BRIEF: From the line that has "Transcribe this image's" down to the final line of the listing below, transcribe every line exactly, and only those.

DATASET RECORDS:
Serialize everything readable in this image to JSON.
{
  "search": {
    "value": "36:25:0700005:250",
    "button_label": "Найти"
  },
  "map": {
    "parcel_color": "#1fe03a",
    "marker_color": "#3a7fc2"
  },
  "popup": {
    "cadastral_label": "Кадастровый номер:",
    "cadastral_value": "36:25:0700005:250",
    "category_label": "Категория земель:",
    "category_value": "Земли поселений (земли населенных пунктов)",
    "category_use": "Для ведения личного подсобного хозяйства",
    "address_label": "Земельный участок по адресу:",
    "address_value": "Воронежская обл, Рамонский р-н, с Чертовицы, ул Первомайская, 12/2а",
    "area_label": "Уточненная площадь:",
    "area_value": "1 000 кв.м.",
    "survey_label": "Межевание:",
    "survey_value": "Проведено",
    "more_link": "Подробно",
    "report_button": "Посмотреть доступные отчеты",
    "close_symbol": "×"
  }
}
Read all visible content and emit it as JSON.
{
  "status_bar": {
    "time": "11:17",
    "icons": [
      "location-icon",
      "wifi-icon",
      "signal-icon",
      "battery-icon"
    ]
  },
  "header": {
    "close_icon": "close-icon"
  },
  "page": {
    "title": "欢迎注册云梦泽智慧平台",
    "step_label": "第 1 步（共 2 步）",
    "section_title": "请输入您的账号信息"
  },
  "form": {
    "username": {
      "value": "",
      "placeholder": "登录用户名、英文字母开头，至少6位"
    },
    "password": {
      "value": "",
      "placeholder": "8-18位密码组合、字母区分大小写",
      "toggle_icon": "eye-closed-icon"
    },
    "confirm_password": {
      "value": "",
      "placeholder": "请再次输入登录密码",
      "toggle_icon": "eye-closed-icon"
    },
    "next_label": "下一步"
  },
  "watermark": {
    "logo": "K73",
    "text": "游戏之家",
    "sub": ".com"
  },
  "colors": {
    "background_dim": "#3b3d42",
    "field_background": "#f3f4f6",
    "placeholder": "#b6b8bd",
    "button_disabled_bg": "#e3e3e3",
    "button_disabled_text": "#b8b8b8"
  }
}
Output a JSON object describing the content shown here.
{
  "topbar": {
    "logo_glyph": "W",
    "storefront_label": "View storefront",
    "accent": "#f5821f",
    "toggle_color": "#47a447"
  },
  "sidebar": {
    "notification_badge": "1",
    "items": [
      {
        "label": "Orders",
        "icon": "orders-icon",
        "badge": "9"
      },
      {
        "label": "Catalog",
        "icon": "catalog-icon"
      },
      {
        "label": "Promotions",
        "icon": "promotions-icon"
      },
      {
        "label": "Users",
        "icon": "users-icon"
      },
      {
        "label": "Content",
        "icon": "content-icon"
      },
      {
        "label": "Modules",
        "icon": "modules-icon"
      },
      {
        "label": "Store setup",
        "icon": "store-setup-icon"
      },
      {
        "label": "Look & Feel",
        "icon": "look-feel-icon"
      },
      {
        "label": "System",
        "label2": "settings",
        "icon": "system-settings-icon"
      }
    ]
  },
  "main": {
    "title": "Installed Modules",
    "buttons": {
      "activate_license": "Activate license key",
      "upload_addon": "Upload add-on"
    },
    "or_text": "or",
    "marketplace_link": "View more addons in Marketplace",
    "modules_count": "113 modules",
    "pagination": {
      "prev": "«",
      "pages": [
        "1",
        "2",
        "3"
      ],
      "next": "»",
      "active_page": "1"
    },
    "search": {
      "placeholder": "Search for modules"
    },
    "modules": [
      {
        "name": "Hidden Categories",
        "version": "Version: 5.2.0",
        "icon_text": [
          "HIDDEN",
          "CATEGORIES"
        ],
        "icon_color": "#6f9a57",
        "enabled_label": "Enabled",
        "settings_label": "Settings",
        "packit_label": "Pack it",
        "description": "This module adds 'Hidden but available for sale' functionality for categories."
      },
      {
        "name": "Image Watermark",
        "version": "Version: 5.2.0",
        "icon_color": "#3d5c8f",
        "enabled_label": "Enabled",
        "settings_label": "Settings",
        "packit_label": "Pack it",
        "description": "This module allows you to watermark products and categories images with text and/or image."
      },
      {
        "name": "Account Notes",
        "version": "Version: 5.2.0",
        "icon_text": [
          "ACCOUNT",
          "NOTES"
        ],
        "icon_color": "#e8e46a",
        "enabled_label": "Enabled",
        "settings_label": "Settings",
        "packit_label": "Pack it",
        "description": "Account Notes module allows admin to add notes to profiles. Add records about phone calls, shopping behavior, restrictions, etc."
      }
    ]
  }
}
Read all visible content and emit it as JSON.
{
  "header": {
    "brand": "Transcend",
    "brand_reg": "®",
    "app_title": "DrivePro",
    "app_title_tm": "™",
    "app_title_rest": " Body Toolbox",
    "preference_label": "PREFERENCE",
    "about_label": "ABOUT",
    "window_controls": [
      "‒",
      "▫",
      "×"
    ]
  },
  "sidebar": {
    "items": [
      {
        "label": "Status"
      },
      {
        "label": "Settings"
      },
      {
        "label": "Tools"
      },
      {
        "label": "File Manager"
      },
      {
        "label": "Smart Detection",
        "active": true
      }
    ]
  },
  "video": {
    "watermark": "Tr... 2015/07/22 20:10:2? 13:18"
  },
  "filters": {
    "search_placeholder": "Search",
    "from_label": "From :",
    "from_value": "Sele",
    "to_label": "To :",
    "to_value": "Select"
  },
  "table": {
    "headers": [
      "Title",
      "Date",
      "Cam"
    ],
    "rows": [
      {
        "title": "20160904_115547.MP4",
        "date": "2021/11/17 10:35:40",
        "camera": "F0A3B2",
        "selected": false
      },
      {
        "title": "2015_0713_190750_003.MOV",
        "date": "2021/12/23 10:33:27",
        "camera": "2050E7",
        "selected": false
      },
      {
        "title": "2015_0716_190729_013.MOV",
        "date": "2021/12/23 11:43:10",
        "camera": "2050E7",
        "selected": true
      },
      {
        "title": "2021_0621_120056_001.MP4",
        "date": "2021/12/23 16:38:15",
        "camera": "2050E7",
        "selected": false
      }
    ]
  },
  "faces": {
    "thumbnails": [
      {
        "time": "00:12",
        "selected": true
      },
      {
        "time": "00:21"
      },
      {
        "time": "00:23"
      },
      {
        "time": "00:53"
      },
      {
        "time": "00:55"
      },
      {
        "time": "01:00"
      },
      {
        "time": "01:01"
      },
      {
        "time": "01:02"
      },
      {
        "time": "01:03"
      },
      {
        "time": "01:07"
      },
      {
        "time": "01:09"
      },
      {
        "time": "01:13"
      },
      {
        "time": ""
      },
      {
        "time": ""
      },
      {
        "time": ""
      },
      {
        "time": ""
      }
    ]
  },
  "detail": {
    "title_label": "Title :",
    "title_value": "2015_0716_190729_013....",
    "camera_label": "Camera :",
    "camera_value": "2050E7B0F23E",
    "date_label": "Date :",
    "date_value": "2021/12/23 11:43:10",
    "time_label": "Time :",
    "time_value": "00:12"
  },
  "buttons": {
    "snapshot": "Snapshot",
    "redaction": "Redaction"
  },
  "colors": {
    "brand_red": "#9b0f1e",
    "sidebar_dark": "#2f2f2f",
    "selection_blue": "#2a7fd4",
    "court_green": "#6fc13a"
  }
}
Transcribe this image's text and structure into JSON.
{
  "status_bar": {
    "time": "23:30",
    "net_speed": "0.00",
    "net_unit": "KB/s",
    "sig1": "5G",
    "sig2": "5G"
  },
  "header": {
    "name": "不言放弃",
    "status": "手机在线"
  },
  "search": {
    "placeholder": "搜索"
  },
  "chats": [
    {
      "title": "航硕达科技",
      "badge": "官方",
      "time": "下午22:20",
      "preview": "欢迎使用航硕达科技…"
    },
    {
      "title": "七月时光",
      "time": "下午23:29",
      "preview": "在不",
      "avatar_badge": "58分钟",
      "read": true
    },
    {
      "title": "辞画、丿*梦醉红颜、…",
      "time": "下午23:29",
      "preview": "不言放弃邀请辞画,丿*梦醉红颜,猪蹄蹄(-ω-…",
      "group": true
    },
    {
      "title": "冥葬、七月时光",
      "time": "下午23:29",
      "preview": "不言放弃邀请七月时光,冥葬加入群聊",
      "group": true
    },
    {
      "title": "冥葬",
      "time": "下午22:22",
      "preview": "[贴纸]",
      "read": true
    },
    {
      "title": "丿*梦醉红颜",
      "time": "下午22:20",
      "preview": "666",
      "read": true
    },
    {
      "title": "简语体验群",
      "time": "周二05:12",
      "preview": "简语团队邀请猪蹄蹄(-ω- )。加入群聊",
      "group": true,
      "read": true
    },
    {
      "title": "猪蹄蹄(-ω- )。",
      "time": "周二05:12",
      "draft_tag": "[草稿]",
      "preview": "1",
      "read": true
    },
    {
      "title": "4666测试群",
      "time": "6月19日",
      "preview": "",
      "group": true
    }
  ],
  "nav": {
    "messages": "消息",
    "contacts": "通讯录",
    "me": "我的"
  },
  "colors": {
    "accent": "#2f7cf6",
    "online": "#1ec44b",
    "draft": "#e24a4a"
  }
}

THE OUTPUT:
Transcribe this image's text and structure into JSON.
{
  "status_bar": {
    "time": "23:30",
    "net_speed": "0.00",
    "net_unit": "KB/s",
    "sig1": "5G",
    "sig2": "5G"
  },
  "header": {
    "name": "不言放弃",
    "status": "手机在线"
  },
  "search": {
    "placeholder": "搜索"
  },
  "chats": [
    {
      "title": "航硕达科技",
      "badge": "官方",
      "time": "下午22:20",
      "preview": "欢迎使用航硕达科技…"
    },
    {
      "title": "七月时光",
      "time": "下午23:29",
      "preview": "在不",
      "avatar_badge": "58分钟",
      "read": true
    },
    {
      "title": "辞画、丿*梦醉红颜、…",
      "time": "下午23:29",
      "preview": "不言放弃邀请辞画,丿*梦醉红颜,猪蹄蹄(-ω-…",
      "group": true
    },
    {
      "title": "冥葬、七月时光",
      "time": "下午23:29",
      "preview": "不言放弃邀请七月时光,冥葬加入群聊",
      "group": true
    },
    {
      "title": "冥葬",
      "time": "下午22:22",
      "preview": "[贴纸]",
      "read": true
    },
    {
      "title": "丿*梦醉红颜",
      "time": "下午22:20",
      "preview": "666",
      "read": true
    },
    {
      "title": "简语体验群",
      "time": "周二05:12",
      "preview": "简语团队邀请猪蹄蹄(-ω- )。加入群聊",
      "group": true,
      "read": true
    },
    {
      "title": "猪蹄蹄(-ω- )。",
      "time": "周二05:12",
      "draft_tag": "[草稿]",
      "preview": "1",
      "read": true
    },
    {
      "title": "4666测试群",
      "time": "6月19日",
      "preview": "",
      "group": true
    }
  ],
  "nav": {
    "messages": "消息",
    "contacts": "通讯录",
    "me": "我的"
  },
  "colors": {
    "accent": "#2f7cf6",
    "online": "#1ec44b",
    "draft": "#e24a4a"
  }
}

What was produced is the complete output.